* Problem statement *
Reproduce the material in full, unchanged.

* Given information *

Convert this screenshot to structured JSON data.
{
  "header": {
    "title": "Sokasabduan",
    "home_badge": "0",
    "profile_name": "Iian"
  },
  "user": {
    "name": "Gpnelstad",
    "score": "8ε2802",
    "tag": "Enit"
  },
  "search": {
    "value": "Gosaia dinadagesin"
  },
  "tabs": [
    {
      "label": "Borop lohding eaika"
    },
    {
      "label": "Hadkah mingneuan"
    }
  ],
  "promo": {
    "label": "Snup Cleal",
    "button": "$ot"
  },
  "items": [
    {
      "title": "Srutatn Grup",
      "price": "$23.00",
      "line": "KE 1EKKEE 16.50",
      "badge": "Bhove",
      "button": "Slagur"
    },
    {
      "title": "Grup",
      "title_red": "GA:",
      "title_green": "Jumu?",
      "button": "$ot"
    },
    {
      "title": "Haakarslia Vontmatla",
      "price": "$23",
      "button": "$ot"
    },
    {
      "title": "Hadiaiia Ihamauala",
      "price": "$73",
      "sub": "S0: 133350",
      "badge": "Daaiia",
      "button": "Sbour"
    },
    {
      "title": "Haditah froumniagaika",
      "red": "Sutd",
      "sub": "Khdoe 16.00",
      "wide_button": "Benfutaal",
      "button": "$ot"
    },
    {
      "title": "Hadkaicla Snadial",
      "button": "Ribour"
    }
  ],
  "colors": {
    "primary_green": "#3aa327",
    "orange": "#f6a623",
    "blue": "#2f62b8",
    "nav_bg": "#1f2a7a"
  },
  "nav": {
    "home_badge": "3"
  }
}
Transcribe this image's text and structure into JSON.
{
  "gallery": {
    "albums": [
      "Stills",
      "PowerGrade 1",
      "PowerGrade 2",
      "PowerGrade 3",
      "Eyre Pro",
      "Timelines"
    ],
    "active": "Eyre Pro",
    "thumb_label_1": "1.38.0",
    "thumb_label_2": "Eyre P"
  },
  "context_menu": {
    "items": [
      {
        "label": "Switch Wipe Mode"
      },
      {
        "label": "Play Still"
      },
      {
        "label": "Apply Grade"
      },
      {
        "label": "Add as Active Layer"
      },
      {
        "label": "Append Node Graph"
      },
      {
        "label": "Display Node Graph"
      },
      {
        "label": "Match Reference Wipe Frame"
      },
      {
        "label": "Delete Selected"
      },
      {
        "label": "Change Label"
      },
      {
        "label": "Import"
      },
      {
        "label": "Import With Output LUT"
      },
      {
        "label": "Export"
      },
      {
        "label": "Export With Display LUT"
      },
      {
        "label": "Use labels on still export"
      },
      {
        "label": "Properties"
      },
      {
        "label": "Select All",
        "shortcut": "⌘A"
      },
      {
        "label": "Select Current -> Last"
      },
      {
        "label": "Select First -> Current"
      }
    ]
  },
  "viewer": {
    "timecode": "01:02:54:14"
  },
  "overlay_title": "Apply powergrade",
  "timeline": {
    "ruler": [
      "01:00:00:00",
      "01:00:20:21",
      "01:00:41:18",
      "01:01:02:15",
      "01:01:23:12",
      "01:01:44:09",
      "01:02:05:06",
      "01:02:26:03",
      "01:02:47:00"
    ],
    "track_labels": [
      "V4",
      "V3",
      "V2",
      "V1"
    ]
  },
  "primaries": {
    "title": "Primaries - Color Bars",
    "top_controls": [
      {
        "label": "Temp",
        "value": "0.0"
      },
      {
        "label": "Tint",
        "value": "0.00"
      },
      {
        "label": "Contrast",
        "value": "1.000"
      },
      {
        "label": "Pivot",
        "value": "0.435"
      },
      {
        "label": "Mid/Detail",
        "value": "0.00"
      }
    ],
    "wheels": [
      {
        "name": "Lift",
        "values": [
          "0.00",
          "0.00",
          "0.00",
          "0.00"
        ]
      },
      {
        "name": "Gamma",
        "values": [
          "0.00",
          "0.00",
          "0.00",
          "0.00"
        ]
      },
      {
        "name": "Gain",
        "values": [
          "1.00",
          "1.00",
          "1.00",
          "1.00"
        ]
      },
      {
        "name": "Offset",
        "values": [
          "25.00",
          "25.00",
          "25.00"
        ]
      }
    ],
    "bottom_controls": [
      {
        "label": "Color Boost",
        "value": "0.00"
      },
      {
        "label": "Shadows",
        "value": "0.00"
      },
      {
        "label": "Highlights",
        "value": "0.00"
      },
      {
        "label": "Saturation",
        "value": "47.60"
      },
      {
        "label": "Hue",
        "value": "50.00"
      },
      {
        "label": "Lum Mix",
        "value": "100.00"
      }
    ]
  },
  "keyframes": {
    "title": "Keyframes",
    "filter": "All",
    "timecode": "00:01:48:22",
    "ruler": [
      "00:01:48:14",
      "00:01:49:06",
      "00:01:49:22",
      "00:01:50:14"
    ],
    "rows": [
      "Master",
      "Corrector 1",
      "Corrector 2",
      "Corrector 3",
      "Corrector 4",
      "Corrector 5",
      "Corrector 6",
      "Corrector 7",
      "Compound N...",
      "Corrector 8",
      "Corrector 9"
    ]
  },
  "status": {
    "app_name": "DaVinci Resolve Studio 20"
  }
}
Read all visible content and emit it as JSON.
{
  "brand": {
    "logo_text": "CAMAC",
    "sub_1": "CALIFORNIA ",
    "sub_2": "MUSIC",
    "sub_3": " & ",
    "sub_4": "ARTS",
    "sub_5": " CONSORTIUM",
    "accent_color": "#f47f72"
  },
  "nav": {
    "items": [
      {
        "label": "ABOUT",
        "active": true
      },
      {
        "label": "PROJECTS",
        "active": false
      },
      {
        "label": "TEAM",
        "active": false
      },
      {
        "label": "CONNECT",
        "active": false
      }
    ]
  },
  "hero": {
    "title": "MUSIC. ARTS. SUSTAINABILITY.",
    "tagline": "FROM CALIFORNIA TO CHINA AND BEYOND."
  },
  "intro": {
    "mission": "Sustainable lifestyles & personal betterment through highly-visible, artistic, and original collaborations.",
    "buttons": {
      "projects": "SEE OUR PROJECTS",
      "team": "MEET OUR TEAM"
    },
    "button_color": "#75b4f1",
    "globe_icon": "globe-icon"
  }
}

* Solution below *
Convert this screenshot to structured JSON data.
{
  "header": {
    "title": "Sokasabduan",
    "home_badge": "0",
    "profile_name": "Iian"
  },
  "user": {
    "name": "Gpnelstad",
    "score": "8ε2802",
    "tag": "Enit"
  },
  "search": {
    "value": "Gosaia dinadagesin"
  },
  "tabs": [
    {
      "label": "Borop lohding eaika"
    },
    {
      "label": "Hadkah mingneuan"
    }
  ],
  "promo": {
    "label": "Snup Cleal",
    "button": "$ot"
  },
  "items": [
    {
      "title": "Srutatn Grup",
      "price": "$23.00",
      "line": "KE 1EKKEE 16.50",
      "badge": "Bhove",
      "button": "Slagur"
    },
    {
      "title": "Grup",
      "title_red": "GA:",
      "title_green": "Jumu?",
      "button": "$ot"
    },
    {
      "title": "Haakarslia Vontmatla",
      "price": "$23",
      "button": "$ot"
    },
    {
      "title": "Hadiaiia Ihamauala",
      "price": "$73",
      "sub": "S0: 133350",
      "badge": "Daaiia",
      "button": "Sbour"
    },
    {
      "title": "Haditah froumniagaika",
      "red": "Sutd",
      "sub": "Khdoe 16.00",
      "wide_button": "Benfutaal",
      "button": "$ot"
    },
    {
      "title": "Hadkaicla Snadial",
      "button": "Ribour"
    }
  ],
  "colors": {
    "primary_green": "#3aa327",
    "orange": "#f6a623",
    "blue": "#2f62b8",
    "nav_bg": "#1f2a7a"
  },
  "nav": {
    "home_badge": "3"
  }
}
Transcribe this image's text and structure into JSON.
{
  "gallery": {
    "albums": [
      "Stills",
      "PowerGrade 1",
      "PowerGrade 2",
      "PowerGrade 3",
      "Eyre Pro",
      "Timelines"
    ],
    "active": "Eyre Pro",
    "thumb_label_1": "1.38.0",
    "thumb_label_2": "Eyre P"
  },
  "context_menu": {
    "items": [
      {
        "label": "Switch Wipe Mode"
      },
      {
        "label": "Play Still"
      },
      {
        "label": "Apply Grade"
      },
      {
        "label": "Add as Active Layer"
      },
      {
        "label": "Append Node Graph"
      },
      {
        "label": "Display Node Graph"
      },
      {
        "label": "Match Reference Wipe Frame"
      },
      {
        "label": "Delete Selected"
      },
      {
        "label": "Change Label"
      },
      {
        "label": "Import"
      },
      {
        "label": "Import With Output LUT"
      },
      {
        "label": "Export"
      },
      {
        "label": "Export With Display LUT"
      },
      {
        "label": "Use labels on still export"
      },
      {
        "label": "Properties"
      },
      {
        "label": "Select All",
        "shortcut": "⌘A"
      },
      {
        "label": "Select Current -> Last"
      },
      {
        "label": "Select First -> Current"
      }
    ]
  },
  "viewer": {
    "timecode": "01:02:54:14"
  },
  "overlay_title": "Apply powergrade",
  "timeline": {
    "ruler": [
      "01:00:00:00",
      "01:00:20:21",
      "01:00:41:18",
      "01:01:02:15",
      "01:01:23:12",
      "01:01:44:09",
      "01:02:05:06",
      "01:02:26:03",
      "01:02:47:00"
    ],
    "track_labels": [
      "V4",
      "V3",
      "V2",
      "V1"
    ]
  },
  "primaries": {
    "title": "Primaries - Color Bars",
    "top_controls": [
      {
        "label": "Temp",
        "value": "0.0"
      },
      {
        "label": "Tint",
        "value": "0.00"
      },
      {
        "label": "Contrast",
        "value": "1.000"
      },
      {
        "label": "Pivot",
        "value": "0.435"
      },
      {
        "label": "Mid/Detail",
        "value": "0.00"
      }
    ],
    "wheels": [
      {
        "name": "Lift",
        "values": [
          "0.00",
          "0.00",
          "0.00",
          "0.00"
        ]
      },
      {
        "name": "Gamma",
        "values": [
          "0.00",
          "0.00",
          "0.00",
          "0.00"
        ]
      },
      {
        "name": "Gain",
        "values": [
          "1.00",
          "1.00",
          "1.00",
          "1.00"
        ]
      },
      {
        "name": "Offset",
        "values": [
          "25.00",
          "25.00",
          "25.00"
        ]
      }
    ],
    "bottom_controls": [
      {
        "label": "Color Boost",
        "value": "0.00"
      },
      {
        "label": "Shadows",
        "value": "0.00"
      },
      {
        "label": "Highlights",
        "value": "0.00"
      },
      {
        "label": "Saturation",
        "value": "47.60"
      },
      {
        "label": "Hue",
        "value": "50.00"
      },
      {
        "label": "Lum Mix",
        "value": "100.00"
      }
    ]
  },
  "keyframes": {
    "title": "Keyframes",
    "filter": "All",
    "timecode": "00:01:48:22",
    "ruler": [
      "00:01:48:14",
      "00:01:49:06",
      "00:01:49:22",
      "00:01:50:14"
    ],
    "rows": [
      "Master",
      "Corrector 1",
      "Corrector 2",
      "Corrector 3",
      "Corrector 4",
      "Corrector 5",
      "Corrector 6",
      "Corrector 7",
      "Compound N...",
      "Corrector 8",
      "Corrector 9"
    ]
  },
  "status": {
    "app_name": "DaVinci Resolve Studio 20"
  }
}
Read all visible content and emit it as JSON.
{
  "brand": {
    "logo_text": "CAMAC",
    "sub_1": "CALIFORNIA ",
    "sub_2": "MUSIC",
    "sub_3": " & ",
    "sub_4": "ARTS",
    "sub_5": " CONSORTIUM",
    "accent_color": "#f47f72"
  },
  "nav": {
    "items": [
      {
        "label": "ABOUT",
        "active": true
      },
      {
        "label": "PROJECTS",
        "active": false
      },
      {
        "label": "TEAM",
        "active": false
      },
      {
        "label": "CONNECT",
        "active": false
      }
    ]
  },
  "hero": {
    "title": "MUSIC. ARTS. SUSTAINABILITY.",
    "tagline": "FROM CALIFORNIA TO CHINA AND BEYOND."
  },
  "intro": {
    "mission": "Sustainable lifestyles & personal betterment through highly-visible, artistic, and original collaborations.",
    "buttons": {
      "projects": "SEE OUR PROJECTS",
      "team": "MEET OUR TEAM"
    },
    "button_color": "#75b4f1",
    "globe_icon": "globe-icon"
  }
}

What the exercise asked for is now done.